(Figure contents as structured data)
[Start]

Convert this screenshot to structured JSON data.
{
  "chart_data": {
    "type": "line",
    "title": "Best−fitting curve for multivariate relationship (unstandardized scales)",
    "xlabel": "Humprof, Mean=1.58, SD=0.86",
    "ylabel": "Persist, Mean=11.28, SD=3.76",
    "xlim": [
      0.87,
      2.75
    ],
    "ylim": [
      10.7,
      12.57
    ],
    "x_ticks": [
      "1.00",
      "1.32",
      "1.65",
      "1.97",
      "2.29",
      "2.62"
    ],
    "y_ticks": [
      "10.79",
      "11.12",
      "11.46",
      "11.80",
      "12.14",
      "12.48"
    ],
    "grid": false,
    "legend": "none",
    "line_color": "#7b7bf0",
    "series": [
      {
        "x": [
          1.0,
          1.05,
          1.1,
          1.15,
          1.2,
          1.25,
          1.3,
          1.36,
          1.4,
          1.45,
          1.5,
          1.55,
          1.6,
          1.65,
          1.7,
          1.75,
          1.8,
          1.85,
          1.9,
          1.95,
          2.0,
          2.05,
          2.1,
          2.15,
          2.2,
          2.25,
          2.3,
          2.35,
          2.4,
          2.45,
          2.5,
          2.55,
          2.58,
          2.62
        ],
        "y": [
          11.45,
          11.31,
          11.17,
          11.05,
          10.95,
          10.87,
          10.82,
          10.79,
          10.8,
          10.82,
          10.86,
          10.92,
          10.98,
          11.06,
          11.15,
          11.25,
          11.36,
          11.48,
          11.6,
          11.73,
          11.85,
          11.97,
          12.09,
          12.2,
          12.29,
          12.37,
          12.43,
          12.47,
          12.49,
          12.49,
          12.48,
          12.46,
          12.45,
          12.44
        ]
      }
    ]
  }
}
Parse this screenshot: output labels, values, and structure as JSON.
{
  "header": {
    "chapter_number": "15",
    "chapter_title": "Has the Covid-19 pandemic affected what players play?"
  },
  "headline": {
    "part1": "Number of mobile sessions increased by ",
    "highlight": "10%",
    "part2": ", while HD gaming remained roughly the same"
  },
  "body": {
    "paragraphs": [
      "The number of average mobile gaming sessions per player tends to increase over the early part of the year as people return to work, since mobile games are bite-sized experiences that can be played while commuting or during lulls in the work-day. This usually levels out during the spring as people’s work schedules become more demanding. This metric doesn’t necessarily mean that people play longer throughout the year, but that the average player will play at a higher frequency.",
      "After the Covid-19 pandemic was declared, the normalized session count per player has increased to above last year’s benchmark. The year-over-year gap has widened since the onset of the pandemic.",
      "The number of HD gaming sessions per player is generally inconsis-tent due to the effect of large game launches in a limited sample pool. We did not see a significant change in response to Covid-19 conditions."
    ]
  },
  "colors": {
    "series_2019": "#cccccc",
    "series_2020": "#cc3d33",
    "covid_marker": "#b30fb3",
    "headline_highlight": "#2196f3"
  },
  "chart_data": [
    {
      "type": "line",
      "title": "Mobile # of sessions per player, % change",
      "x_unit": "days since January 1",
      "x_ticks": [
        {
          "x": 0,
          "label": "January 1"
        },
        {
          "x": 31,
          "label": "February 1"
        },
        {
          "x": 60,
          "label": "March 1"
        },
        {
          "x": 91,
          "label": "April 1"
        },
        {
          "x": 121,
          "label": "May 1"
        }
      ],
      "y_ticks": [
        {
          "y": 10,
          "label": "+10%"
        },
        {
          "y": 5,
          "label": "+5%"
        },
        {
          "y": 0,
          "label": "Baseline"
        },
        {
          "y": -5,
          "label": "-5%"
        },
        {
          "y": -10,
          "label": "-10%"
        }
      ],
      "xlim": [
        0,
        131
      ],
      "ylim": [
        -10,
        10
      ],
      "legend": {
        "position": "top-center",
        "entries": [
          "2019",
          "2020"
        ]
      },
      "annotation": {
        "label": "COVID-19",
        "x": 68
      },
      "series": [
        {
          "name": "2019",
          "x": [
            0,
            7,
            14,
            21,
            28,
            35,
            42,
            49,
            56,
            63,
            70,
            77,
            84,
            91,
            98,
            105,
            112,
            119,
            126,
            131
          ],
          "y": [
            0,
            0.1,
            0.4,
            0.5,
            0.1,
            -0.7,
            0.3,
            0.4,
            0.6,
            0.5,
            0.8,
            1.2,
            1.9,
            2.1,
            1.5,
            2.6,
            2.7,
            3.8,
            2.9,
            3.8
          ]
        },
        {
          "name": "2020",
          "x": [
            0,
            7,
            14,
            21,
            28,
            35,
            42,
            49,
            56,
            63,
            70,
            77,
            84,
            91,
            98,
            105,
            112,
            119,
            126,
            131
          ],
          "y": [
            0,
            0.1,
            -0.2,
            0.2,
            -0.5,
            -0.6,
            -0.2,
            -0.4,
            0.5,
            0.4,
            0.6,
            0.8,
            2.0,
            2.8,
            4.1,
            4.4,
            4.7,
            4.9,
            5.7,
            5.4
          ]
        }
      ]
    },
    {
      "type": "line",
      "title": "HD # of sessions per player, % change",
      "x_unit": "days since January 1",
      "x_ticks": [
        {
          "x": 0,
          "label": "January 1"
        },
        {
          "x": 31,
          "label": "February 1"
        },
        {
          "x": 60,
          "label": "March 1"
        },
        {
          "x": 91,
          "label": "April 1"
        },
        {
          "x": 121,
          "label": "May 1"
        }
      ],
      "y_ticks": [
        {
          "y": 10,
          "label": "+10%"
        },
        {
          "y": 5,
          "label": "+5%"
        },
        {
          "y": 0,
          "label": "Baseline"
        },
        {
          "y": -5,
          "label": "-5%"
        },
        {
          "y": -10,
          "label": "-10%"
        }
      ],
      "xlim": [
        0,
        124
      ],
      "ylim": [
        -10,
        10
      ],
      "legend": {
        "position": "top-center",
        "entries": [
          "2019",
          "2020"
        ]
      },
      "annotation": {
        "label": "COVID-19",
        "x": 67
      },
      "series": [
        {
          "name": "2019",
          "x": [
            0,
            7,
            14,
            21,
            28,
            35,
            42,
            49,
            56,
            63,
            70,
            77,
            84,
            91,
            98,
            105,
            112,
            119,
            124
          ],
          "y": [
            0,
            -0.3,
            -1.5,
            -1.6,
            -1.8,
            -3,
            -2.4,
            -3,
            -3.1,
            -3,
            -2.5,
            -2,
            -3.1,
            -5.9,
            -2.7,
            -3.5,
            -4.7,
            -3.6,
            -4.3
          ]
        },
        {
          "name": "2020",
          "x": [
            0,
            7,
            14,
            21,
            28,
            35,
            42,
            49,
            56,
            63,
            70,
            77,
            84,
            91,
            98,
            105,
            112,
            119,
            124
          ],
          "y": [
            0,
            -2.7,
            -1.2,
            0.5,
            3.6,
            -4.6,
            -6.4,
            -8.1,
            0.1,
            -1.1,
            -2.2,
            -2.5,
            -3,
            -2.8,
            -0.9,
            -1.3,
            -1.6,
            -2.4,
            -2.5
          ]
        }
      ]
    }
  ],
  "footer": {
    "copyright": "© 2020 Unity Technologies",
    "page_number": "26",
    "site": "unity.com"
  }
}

[End]

Copy each record from above without leaving any out.

Convert this screenshot to structured JSON data.
{
  "chart_data": {
    "type": "line",
    "title": "Best−fitting curve for multivariate relationship (unstandardized scales)",
    "xlabel": "Humprof, Mean=1.58, SD=0.86",
    "ylabel": "Persist, Mean=11.28, SD=3.76",
    "xlim": [
      0.87,
      2.75
    ],
    "ylim": [
      10.7,
      12.57
    ],
    "x_ticks": [
      "1.00",
      "1.32",
      "1.65",
      "1.97",
      "2.29",
      "2.62"
    ],
    "y_ticks": [
      "10.79",
      "11.12",
      "11.46",
      "11.80",
      "12.14",
      "12.48"
    ],
    "grid": false,
    "legend": "none",
    "line_color": "#7b7bf0",
    "series": [
      {
        "x": [
          1.0,
          1.05,
          1.1,
          1.15,
          1.2,
          1.25,
          1.3,
          1.36,
          1.4,
          1.45,
          1.5,
          1.55,
          1.6,
          1.65,
          1.7,
          1.75,
          1.8,
          1.85,
          1.9,
          1.95,
          2.0,
          2.05,
          2.1,
          2.15,
          2.2,
          2.25,
          2.3,
          2.35,
          2.4,
          2.45,
          2.5,
          2.55,
          2.58,
          2.62
        ],
        "y": [
          11.45,
          11.31,
          11.17,
          11.05,
          10.95,
          10.87,
          10.82,
          10.79,
          10.8,
          10.82,
          10.86,
          10.92,
          10.98,
          11.06,
          11.15,
          11.25,
          11.36,
          11.48,
          11.6,
          11.73,
          11.85,
          11.97,
          12.09,
          12.2,
          12.29,
          12.37,
          12.43,
          12.47,
          12.49,
          12.49,
          12.48,
          12.46,
          12.45,
          12.44
        ]
      }
    ]
  }
}
Parse this screenshot: output labels, values, and structure as JSON.
{
  "header": {
    "chapter_number": "15",
    "chapter_title": "Has the Covid-19 pandemic affected what players play?"
  },
  "headline": {
    "part1": "Number of mobile sessions increased by ",
    "highlight": "10%",
    "part2": ", while HD gaming remained roughly the same"
  },
  "body": {
    "paragraphs": [
      "The number of average mobile gaming sessions per player tends to increase over the early part of the year as people return to work, since mobile games are bite-sized experiences that can be played while commuting or during lulls in the work-day. This usually levels out during the spring as people’s work schedules become more demanding. This metric doesn’t necessarily mean that people play longer throughout the year, but that the average player will play at a higher frequency.",
      "After the Covid-19 pandemic was declared, the normalized session count per player has increased to above last year’s benchmark. The year-over-year gap has widened since the onset of the pandemic.",
      "The number of HD gaming sessions per player is generally inconsis-tent due to the effect of large game launches in a limited sample pool. We did not see a significant change in response to Covid-19 conditions."
    ]
  },
  "colors": {
    "series_2019": "#cccccc",
    "series_2020": "#cc3d33",
    "covid_marker": "#b30fb3",
    "headline_highlight": "#2196f3"
  },
  "chart_data": [
    {
      "type": "line",
      "title": "Mobile # of sessions per player, % change",
      "x_unit": "days since January 1",
      "x_ticks": [
        {
          "x": 0,
          "label": "January 1"
        },
        {
          "x": 31,
          "label": "February 1"
        },
        {
          "x": 60,
          "label": "March 1"
        },
        {
          "x": 91,
          "label": "April 1"
        },
        {
          "x": 121,
          "label": "May 1"
        }
      ],
      "y_ticks": [
        {
          "y": 10,
          "label": "+10%"
        },
        {
          "y": 5,
          "label": "+5%"
        },
        {
          "y": 0,
          "label": "Baseline"
        },
        {
          "y": -5,
          "label": "-5%"
        },
        {
          "y": -10,
          "label": "-10%"
        }
      ],
      "xlim": [
        0,
        131
      ],
      "ylim": [
        -10,
        10
      ],
      "legend": {
        "position": "top-center",
        "entries": [
          "2019",
          "2020"
        ]
      },
      "annotation": {
        "label": "COVID-19",
        "x": 68
      },
      "series": [
        {
          "name": "2019",
          "x": [
            0,
            7,
            14,
            21,
            28,
            35,
            42,
            49,
            56,
            63,
            70,
            77,
            84,
            91,
            98,
            105,
            112,
            119,
            126,
            131
          ],
          "y": [
            0,
            0.1,
            0.4,
            0.5,
            0.1,
            -0.7,
            0.3,
            0.4,
            0.6,
            0.5,
            0.8,
            1.2,
            1.9,
            2.1,
            1.5,
            2.6,
            2.7,
            3.8,
            2.9,
            3.8
          ]
        },
        {
          "name": "2020",
          "x": [
            0,
            7,
            14,
            21,
            28,
            35,
            42,
            49,
            56,
            63,
            70,
            77,
            84,
            91,
            98,
            105,
            112,
            119,
            126,
            131
          ],
          "y": [
            0,
            0.1,
            -0.2,
            0.2,
            -0.5,
            -0.6,
            -0.2,
            -0.4,
            0.5,
            0.4,
            0.6,
            0.8,
            2.0,
            2.8,
            4.1,
            4.4,
            4.7,
            4.9,
            5.7,
            5.4
          ]
        }
      ]
    },
    {
      "type": "line",
      "title": "HD # of sessions per player, % change",
      "x_unit": "days since January 1",
      "x_ticks": [
        {
          "x": 0,
          "label": "January 1"
        },
        {
          "x": 31,
          "label": "February 1"
        },
        {
          "x": 60,
          "label": "March 1"
        },
        {
          "x": 91,
          "label": "April 1"
        },
        {
          "x": 121,
          "label": "May 1"
        }
      ],
      "y_ticks": [
        {
          "y": 10,
          "label": "+10%"
        },
        {
          "y": 5,
          "label": "+5%"
        },
        {
          "y": 0,
          "label": "Baseline"
        },
        {
          "y": -5,
          "label": "-5%"
        },
        {
          "y": -10,
          "label": "-10%"
        }
      ],
      "xlim": [
        0,
        124
      ],
      "ylim": [
        -10,
        10
      ],
      "legend": {
        "position": "top-center",
        "entries": [
          "2019",
          "2020"
        ]
      },
      "annotation": {
        "label": "COVID-19",
        "x": 67
      },
      "series": [
        {
          "name": "2019",
          "x": [
            0,
            7,
            14,
            21,
            28,
            35,
            42,
            49,
            56,
            63,
            70,
            77,
            84,
            91,
            98,
            105,
            112,
            119,
            124
          ],
          "y": [
            0,
            -0.3,
            -1.5,
            -1.6,
            -1.8,
            -3,
            -2.4,
            -3,
            -3.1,
            -3,
            -2.5,
            -2,
            -3.1,
            -5.9,
            -2.7,
            -3.5,
            -4.7,
            -3.6,
            -4.3
          ]
        },
        {
          "name": "2020",
          "x": [
            0,
            7,
            14,
            21,
            28,
            35,
            42,
            49,
            56,
            63,
            70,
            77,
            84,
            91,
            98,
            105,
            112,
            119,
            124
          ],
          "y": [
            0,
            -2.7,
            -1.2,
            0.5,
            3.6,
            -4.6,
            -6.4,
            -8.1,
            0.1,
            -1.1,
            -2.2,
            -2.5,
            -3,
            -2.8,
            -0.9,
            -1.3,
            -1.6,
            -2.4,
            -2.5
          ]
        }
      ]
    }
  ],
  "footer": {
    "copyright": "© 2020 Unity Technologies",
    "page_number": "26",
    "site": "unity.com"
  }
}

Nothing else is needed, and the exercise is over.